■ **Exercise**: Write out each line beneath this one exactly as it reads.

■ **Raw records**:
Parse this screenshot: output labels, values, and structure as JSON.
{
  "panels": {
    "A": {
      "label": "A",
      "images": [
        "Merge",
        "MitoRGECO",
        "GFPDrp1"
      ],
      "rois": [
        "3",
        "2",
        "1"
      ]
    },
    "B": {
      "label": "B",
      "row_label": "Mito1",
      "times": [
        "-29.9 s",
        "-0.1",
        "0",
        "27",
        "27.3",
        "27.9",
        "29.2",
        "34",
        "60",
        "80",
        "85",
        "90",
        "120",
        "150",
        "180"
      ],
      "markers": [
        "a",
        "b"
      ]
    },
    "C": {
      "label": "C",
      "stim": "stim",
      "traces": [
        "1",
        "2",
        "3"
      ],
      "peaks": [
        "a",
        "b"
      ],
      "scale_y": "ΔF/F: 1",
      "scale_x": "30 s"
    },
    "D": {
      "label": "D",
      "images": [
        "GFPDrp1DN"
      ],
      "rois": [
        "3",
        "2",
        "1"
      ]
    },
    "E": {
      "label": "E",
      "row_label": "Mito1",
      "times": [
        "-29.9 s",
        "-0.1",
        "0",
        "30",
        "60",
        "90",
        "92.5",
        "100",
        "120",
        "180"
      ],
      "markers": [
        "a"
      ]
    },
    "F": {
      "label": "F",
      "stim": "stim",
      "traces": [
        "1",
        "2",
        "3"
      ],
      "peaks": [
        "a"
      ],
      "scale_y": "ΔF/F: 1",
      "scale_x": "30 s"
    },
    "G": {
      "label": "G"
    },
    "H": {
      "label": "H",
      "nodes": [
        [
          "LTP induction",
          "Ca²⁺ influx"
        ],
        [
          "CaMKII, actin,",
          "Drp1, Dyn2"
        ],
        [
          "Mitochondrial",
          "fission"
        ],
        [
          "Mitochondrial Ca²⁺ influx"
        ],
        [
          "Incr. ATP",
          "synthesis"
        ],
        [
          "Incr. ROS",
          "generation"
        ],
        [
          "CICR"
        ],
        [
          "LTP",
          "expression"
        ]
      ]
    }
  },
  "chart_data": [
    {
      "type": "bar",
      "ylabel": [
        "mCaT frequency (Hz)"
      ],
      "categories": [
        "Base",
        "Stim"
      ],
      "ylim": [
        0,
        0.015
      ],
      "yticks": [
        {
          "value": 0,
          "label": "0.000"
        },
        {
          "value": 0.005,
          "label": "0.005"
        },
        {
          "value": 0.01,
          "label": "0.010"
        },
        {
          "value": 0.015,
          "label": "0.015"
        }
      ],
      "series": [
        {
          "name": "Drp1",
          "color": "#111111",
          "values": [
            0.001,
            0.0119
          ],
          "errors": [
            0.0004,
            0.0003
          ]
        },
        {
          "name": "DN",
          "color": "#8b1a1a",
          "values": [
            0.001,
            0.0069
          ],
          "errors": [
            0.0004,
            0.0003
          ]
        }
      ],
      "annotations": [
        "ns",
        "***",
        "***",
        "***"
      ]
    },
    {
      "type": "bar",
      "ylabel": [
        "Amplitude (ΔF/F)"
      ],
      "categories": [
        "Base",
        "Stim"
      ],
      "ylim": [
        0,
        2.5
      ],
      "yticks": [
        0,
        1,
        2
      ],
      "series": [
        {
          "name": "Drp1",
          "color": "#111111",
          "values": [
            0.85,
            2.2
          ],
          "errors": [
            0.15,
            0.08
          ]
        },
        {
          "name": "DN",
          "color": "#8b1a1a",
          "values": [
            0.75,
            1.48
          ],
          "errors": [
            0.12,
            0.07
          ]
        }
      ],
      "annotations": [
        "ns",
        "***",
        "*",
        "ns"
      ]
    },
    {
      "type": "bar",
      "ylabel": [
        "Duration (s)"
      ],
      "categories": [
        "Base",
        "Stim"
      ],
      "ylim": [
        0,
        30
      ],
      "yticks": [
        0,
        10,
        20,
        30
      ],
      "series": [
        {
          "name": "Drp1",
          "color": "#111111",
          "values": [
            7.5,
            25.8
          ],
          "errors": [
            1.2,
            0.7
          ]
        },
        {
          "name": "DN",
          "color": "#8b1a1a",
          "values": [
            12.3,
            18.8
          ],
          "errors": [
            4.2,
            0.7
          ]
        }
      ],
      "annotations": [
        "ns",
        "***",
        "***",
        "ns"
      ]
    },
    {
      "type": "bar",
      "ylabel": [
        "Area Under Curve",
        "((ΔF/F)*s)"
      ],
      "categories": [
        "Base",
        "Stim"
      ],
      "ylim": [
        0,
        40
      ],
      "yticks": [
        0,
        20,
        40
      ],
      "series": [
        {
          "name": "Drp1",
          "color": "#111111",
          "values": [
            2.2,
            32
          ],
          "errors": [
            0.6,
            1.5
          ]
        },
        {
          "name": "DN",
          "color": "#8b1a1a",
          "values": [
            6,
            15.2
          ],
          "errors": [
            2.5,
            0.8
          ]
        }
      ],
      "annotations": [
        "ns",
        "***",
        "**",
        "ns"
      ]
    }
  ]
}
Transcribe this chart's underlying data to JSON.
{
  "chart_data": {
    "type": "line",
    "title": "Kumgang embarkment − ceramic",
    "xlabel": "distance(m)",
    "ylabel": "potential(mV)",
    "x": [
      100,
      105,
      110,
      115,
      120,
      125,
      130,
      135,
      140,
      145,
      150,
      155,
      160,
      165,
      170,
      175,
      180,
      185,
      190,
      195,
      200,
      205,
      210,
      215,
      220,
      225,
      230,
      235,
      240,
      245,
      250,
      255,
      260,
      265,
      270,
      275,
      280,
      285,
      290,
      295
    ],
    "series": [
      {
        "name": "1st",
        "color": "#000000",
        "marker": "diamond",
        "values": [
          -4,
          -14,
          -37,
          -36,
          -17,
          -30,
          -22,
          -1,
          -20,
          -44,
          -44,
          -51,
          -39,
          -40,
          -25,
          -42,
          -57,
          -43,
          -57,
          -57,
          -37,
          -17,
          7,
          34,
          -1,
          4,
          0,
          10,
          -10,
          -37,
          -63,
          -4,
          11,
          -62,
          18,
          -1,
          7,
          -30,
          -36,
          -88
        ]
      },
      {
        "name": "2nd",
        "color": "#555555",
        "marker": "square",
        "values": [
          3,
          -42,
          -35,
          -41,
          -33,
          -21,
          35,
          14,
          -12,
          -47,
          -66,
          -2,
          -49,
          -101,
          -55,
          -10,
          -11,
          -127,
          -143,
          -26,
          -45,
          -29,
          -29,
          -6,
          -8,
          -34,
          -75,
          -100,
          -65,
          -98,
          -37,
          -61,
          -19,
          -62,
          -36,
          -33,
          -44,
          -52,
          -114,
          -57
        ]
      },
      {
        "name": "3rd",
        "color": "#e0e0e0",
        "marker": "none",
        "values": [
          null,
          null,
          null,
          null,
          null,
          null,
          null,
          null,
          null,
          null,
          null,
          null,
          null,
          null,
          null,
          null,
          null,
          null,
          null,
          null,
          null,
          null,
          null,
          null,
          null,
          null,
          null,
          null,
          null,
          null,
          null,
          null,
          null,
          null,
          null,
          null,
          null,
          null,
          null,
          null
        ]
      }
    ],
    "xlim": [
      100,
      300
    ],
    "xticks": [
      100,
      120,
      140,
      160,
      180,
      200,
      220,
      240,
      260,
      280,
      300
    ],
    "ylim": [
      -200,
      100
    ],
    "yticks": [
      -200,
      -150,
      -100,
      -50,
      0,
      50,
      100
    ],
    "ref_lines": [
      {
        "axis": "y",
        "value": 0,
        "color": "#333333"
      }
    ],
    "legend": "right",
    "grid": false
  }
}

■ **Completed exercise**:
Parse this screenshot: output labels, values, and structure as JSON.
{
  "panels": {
    "A": {
      "label": "A",
      "images": [
        "Merge",
        "MitoRGECO",
        "GFPDrp1"
      ],
      "rois": [
        "3",
        "2",
        "1"
      ]
    },
    "B": {
      "label": "B",
      "row_label": "Mito1",
      "times": [
        "-29.9 s",
        "-0.1",
        "0",
        "27",
        "27.3",
        "27.9",
        "29.2",
        "34",
        "60",
        "80",
        "85",
        "90",
        "120",
        "150",
        "180"
      ],
      "markers": [
        "a",
        "b"
      ]
    },
    "C": {
      "label": "C",
      "stim": "stim",
      "traces": [
        "1",
        "2",
        "3"
      ],
      "peaks": [
        "a",
        "b"
      ],
      "scale_y": "ΔF/F: 1",
      "scale_x": "30 s"
    },
    "D": {
      "label": "D",
      "images": [
        "GFPDrp1DN"
      ],
      "rois": [
        "3",
        "2",
        "1"
      ]
    },
    "E": {
      "label": "E",
      "row_label": "Mito1",
      "times": [
        "-29.9 s",
        "-0.1",
        "0",
        "30",
        "60",
        "90",
        "92.5",
        "100",
        "120",
        "180"
      ],
      "markers": [
        "a"
      ]
    },
    "F": {
      "label": "F",
      "stim": "stim",
      "traces": [
        "1",
        "2",
        "3"
      ],
      "peaks": [
        "a"
      ],
      "scale_y": "ΔF/F: 1",
      "scale_x": "30 s"
    },
    "G": {
      "label": "G"
    },
    "H": {
      "label": "H",
      "nodes": [
        [
          "LTP induction",
          "Ca²⁺ influx"
        ],
        [
          "CaMKII, actin,",
          "Drp1, Dyn2"
        ],
        [
          "Mitochondrial",
          "fission"
        ],
        [
          "Mitochondrial Ca²⁺ influx"
        ],
        [
          "Incr. ATP",
          "synthesis"
        ],
        [
          "Incr. ROS",
          "generation"
        ],
        [
          "CICR"
        ],
        [
          "LTP",
          "expression"
        ]
      ]
    }
  },
  "chart_data": [
    {
      "type": "bar",
      "ylabel": [
        "mCaT frequency (Hz)"
      ],
      "categories": [
        "Base",
        "Stim"
      ],
      "ylim": [
        0,
        0.015
      ],
      "yticks": [
        {
          "value": 0,
          "label": "0.000"
        },
        {
          "value": 0.005,
          "label": "0.005"
        },
        {
          "value": 0.01,
          "label": "0.010"
        },
        {
          "value": 0.015,
          "label": "0.015"
        }
      ],
      "series": [
        {
          "name": "Drp1",
          "color": "#111111",
          "values": [
            0.001,
            0.0119
          ],
          "errors": [
            0.0004,
            0.0003
          ]
        },
        {
          "name": "DN",
          "color": "#8b1a1a",
          "values": [
            0.001,
            0.0069
          ],
          "errors": [
            0.0004,
            0.0003
          ]
        }
      ],
      "annotations": [
        "ns",
        "***",
        "***",
        "***"
      ]
    },
    {
      "type": "bar",
      "ylabel": [
        "Amplitude (ΔF/F)"
      ],
      "categories": [
        "Base",
        "Stim"
      ],
      "ylim": [
        0,
        2.5
      ],
      "yticks": [
        0,
        1,
        2
      ],
      "series": [
        {
          "name": "Drp1",
          "color": "#111111",
          "values": [
            0.85,
            2.2
          ],
          "errors": [
            0.15,
            0.08
          ]
        },
        {
          "name": "DN",
          "color": "#8b1a1a",
          "values": [
            0.75,
            1.48
          ],
          "errors": [
            0.12,
            0.07
          ]
        }
      ],
      "annotations": [
        "ns",
        "***",
        "*",
        "ns"
      ]
    },
    {
      "type": "bar",
      "ylabel": [
        "Duration (s)"
      ],
      "categories": [
        "Base",
        "Stim"
      ],
      "ylim": [
        0,
        30
      ],
      "yticks": [
        0,
        10,
        20,
        30
      ],
      "series": [
        {
          "name": "Drp1",
          "color": "#111111",
          "values": [
            7.5,
            25.8
          ],
          "errors": [
            1.2,
            0.7
          ]
        },
        {
          "name": "DN",
          "color": "#8b1a1a",
          "values": [
            12.3,
            18.8
          ],
          "errors": [
            4.2,
            0.7
          ]
        }
      ],
      "annotations": [
        "ns",
        "***",
        "***",
        "ns"
      ]
    },
    {
      "type": "bar",
      "ylabel": [
        "Area Under Curve",
        "((ΔF/F)*s)"
      ],
      "categories": [
        "Base",
        "Stim"
      ],
      "ylim": [
        0,
        40
      ],
      "yticks": [
        0,
        20,
        40
      ],
      "series": [
        {
          "name": "Drp1",
          "color": "#111111",
          "values": [
            2.2,
            32
          ],
          "errors": [
            0.6,
            1.5
          ]
        },
        {
          "name": "DN",
          "color": "#8b1a1a",
          "values": [
            6,
            15.2
          ],
          "errors": [
            2.5,
            0.8
          ]
        }
      ],
      "annotations": [
        "ns",
        "***",
        "**",
        "ns"
      ]
    }
  ]
}
Transcribe this chart's underlying data to JSON.
{
  "chart_data": {
    "type": "line",
    "title": "Kumgang embarkment − ceramic",
    "xlabel": "distance(m)",
    "ylabel": "potential(mV)",
    "x": [
      100,
      105,
      110,
      115,
      120,
      125,
      130,
      135,
      140,
      145,
      150,
      155,
      160,
      165,
      170,
      175,
      180,
      185,
      190,
      195,
      200,
      205,
      210,
      215,
      220,
      225,
      230,
      235,
      240,
      245,
      250,
      255,
      260,
      265,
      270,
      275,
      280,
      285,
      290,
      295
    ],
    "series": [
      {
        "name": "1st",
        "color": "#000000",
        "marker": "diamond",
        "values": [
          -4,
          -14,
          -37,
          -36,
          -17,
          -30,
          -22,
          -1,
          -20,
          -44,
          -44,
          -51,
          -39,
          -40,
          -25,
          -42,
          -57,
          -43,
          -57,
          -57,
          -37,
          -17,
          7,
          34,
          -1,
          4,
          0,
          10,
          -10,
          -37,
          -63,
          -4,
          11,
          -62,
          18,
          -1,
          7,
          -30,
          -36,
          -88
        ]
      },
      {
        "name": "2nd",
        "color": "#555555",
        "marker": "square",
        "values": [
          3,
          -42,
          -35,
          -41,
          -33,
          -21,
          35,
          14,
          -12,
          -47,
          -66,
          -2,
          -49,
          -101,
          -55,
          -10,
          -11,
          -127,
          -143,
          -26,
          -45,
          -29,
          -29,
          -6,
          -8,
          -34,
          -75,
          -100,
          -65,
          -98,
          -37,
          -61,
          -19,
          -62,
          -36,
          -33,
          -44,
          -52,
          -114,
          -57
        ]
      },
      {
        "name": "3rd",
        "color": "#e0e0e0",
        "marker": "none",
        "values": [
          null,
          null,
          null,
          null,
          null,
          null,
          null,
          null,
          null,
          null,
          null,
          null,
          null,
          null,
          null,
          null,
          null,
          null,
          null,
          null,
          null,
          null,
          null,
          null,
          null,
          null,
          null,
          null,
          null,
          null,
          null,
          null,
          null,
          null,
          null,
          null,
          null,
          null,
          null,
          null
        ]
      }
    ],
    "xlim": [
      100,
      300
    ],
    "xticks": [
      100,
      120,
      140,
      160,
      180,
      200,
      220,
      240,
      260,
      280,
      300
    ],
    "ylim": [
      -200,
      100
    ],
    "yticks": [
      -200,
      -150,
      -100,
      -50,
      0,
      50,
      100
    ],
    "ref_lines": [
      {
        "axis": "y",
        "value": 0,
        "color": "#333333"
      }
    ],
    "legend": "right",
    "grid": false
  }
}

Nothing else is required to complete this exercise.